What is needed - Make an exact copy of all the material below, apart from the pictures.

Raw data -
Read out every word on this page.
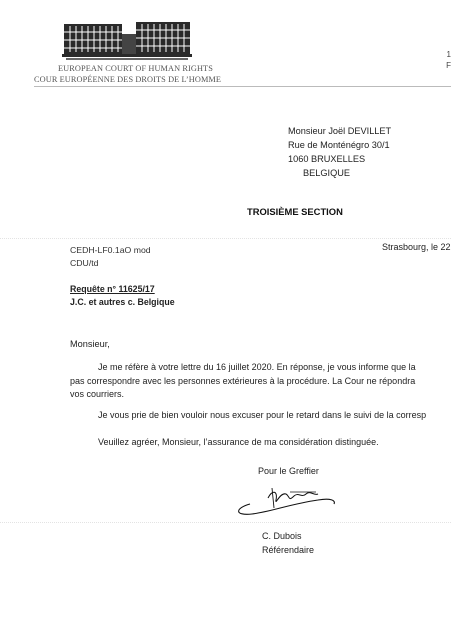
EUROPEAN COURT OF HUMAN RIGHTS
COUR EUROPÉENNE DES DROITS DE L’HOMME
1
F
Monsieur Joël DEVILLET
Rue de Monténégro 30/1
1060 BRUXELLES
BELGIQUE
TROISIÈME SECTION
CEDH-LF0.1aO mod
CDU/td
Strasbourg, le 22
Requête n° 11625/17
J.C. et autres c. Belgique
Monsieur,
Je me réfère à votre lettre du 16 juillet 2020. En réponse, je vous informe que la
pas correspondre avec les personnes extérieures à la procédure. La Cour ne répondra
vos courriers.
Je vous prie de bien vouloir nous excuser pour le retard dans le suivi de la corresp
Veuillez agréer, Monsieur, l’assurance de ma considération distinguée.
Pour le Greffier
C. Dubois
Référendaire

Exercise output -
Read out every word on this page.
EUROPEAN COURT OF HUMAN RIGHTS
COUR EUROPÉENNE DES DROITS DE L’HOMME
1
F
Monsieur Joël DEVILLET
Rue de Monténégro 30/1
1060 BRUXELLES
BELGIQUE
TROISIÈME SECTION
CEDH-LF0.1aO mod
CDU/td
Strasbourg, le 22
Requête n° 11625/17
J.C. et autres c. Belgique
Monsieur,
Je me réfère à votre lettre du 16 juillet 2020. En réponse, je vous informe que la
pas correspondre avec les personnes extérieures à la procédure. La Cour ne répondra
vos courriers.
Je vous prie de bien vouloir nous excuser pour le retard dans le suivi de la corresp
Veuillez agréer, Monsieur, l’assurance de ma considération distinguée.
Pour le Greffier
C. Dubois
Référendaire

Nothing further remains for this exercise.